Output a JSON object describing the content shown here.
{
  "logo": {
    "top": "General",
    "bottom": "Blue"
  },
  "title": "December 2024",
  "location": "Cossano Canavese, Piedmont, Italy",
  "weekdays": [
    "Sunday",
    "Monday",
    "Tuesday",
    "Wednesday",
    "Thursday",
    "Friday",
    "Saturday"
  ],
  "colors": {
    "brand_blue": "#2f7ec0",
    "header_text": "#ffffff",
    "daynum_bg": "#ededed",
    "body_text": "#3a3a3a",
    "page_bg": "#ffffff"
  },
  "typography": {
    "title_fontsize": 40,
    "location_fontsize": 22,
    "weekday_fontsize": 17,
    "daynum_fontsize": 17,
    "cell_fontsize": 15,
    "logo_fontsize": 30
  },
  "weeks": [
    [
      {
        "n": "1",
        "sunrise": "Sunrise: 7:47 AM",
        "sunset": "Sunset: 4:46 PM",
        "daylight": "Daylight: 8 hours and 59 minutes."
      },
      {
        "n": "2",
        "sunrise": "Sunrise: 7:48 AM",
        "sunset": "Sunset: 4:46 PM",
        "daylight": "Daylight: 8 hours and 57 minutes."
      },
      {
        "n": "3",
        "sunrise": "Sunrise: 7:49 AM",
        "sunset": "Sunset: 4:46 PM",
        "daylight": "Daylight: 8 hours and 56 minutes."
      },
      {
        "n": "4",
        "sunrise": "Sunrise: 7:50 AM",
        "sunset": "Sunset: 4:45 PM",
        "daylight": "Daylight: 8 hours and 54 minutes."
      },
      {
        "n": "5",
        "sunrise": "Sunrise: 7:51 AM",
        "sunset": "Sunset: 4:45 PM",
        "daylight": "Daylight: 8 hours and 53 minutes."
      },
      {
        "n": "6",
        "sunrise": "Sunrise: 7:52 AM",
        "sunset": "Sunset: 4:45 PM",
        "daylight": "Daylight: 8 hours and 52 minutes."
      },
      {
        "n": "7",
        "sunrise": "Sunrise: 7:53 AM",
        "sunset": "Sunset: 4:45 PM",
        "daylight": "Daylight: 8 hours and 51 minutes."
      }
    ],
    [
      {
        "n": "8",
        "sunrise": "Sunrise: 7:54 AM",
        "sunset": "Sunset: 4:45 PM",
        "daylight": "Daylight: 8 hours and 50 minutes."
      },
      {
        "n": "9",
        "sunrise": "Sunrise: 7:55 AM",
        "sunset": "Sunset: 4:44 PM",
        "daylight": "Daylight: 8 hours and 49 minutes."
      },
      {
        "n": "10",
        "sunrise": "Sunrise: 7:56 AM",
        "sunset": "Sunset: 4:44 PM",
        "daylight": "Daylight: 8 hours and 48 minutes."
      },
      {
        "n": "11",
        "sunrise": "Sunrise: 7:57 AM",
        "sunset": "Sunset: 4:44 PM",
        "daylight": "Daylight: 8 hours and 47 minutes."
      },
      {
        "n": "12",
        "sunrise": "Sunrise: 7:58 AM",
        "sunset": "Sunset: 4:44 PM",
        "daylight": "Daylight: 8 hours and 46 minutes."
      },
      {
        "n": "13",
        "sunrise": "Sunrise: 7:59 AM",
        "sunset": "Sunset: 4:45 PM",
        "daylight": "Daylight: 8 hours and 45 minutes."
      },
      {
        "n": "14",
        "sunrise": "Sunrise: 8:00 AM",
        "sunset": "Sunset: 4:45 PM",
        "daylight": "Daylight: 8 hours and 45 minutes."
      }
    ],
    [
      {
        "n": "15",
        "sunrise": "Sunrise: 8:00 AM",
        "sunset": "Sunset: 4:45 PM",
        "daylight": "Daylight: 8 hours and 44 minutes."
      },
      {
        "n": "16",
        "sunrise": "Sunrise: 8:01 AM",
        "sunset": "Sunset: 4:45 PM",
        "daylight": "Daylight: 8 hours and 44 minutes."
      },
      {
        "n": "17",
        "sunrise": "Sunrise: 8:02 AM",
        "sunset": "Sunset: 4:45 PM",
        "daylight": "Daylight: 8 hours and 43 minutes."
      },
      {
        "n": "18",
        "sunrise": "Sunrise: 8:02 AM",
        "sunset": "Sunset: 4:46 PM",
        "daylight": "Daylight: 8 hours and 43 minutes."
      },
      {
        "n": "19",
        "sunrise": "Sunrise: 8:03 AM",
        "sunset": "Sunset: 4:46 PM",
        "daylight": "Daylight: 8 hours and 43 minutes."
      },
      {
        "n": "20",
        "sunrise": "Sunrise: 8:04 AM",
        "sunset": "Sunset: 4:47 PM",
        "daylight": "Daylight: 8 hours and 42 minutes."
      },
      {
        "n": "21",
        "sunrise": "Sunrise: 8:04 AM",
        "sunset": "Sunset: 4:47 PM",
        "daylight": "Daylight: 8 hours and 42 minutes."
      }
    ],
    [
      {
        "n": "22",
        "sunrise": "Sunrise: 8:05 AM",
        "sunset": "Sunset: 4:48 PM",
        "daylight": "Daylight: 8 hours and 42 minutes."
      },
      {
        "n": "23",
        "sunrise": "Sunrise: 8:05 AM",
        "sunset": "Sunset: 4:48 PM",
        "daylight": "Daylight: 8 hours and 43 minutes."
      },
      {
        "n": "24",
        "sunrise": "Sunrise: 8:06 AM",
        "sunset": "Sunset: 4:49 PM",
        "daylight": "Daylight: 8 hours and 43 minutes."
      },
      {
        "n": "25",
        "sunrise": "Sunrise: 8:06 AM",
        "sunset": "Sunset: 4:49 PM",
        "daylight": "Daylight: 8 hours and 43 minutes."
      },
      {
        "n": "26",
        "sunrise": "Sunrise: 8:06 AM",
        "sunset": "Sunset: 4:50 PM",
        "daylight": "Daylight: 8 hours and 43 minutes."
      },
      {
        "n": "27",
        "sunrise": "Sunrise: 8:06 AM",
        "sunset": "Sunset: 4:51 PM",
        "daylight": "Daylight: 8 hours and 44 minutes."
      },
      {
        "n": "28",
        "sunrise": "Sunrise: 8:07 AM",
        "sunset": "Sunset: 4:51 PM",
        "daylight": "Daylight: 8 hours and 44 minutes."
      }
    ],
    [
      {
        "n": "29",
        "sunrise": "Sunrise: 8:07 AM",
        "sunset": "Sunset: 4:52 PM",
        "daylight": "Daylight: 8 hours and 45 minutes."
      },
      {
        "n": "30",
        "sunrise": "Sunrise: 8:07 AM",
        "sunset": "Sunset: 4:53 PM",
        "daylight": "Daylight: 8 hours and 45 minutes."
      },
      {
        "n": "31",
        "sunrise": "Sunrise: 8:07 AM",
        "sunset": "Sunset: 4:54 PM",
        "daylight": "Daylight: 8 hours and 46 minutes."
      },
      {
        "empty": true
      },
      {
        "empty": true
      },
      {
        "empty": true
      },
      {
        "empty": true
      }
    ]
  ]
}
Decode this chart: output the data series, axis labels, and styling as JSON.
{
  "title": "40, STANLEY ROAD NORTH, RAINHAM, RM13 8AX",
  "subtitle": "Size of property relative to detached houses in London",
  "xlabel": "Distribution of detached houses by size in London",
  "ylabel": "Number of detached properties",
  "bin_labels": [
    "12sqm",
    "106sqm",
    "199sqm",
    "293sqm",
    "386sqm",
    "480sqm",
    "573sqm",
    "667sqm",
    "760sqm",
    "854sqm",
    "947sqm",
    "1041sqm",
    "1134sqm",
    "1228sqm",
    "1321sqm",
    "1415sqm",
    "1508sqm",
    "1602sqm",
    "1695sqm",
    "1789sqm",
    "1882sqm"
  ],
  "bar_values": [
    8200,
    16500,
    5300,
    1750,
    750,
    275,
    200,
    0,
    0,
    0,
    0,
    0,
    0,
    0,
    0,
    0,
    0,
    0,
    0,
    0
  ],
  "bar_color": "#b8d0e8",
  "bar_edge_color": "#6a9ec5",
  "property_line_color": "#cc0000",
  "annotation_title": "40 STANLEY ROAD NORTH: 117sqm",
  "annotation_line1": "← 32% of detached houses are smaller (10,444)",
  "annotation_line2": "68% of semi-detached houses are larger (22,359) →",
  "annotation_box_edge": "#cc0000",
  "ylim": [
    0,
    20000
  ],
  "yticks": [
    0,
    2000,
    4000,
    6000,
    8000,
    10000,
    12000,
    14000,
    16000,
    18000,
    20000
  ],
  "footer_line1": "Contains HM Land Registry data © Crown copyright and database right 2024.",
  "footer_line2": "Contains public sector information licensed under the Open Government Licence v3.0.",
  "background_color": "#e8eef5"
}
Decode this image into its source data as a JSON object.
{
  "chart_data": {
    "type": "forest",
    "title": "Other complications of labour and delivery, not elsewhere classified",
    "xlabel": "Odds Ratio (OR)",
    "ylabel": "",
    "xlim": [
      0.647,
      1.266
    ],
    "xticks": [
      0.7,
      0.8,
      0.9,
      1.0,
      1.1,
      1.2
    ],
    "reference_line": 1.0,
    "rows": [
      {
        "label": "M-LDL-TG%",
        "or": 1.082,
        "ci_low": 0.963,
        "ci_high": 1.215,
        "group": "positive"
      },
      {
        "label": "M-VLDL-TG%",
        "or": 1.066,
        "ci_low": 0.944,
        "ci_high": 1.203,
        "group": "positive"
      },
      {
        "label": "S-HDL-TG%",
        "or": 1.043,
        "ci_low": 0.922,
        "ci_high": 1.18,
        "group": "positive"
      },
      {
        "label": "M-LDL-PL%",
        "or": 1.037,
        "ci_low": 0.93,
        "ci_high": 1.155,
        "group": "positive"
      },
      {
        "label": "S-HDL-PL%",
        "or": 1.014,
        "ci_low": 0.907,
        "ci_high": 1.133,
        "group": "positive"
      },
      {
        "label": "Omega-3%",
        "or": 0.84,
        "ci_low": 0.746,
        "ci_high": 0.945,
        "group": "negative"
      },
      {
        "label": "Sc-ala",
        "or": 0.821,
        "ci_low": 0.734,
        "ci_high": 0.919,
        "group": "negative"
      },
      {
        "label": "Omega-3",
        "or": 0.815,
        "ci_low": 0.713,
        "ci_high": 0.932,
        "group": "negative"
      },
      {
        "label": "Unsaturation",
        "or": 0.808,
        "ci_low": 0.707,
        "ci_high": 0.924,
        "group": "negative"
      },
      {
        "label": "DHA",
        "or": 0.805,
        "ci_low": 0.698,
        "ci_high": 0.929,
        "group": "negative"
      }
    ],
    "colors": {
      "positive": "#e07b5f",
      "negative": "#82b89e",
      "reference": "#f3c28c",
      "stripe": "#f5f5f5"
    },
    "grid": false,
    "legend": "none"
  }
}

GOAL:
Examine the listing and say how many of its lines contain the string "Contains". Give the number alone.

ANSWER TO THIS TASK:
2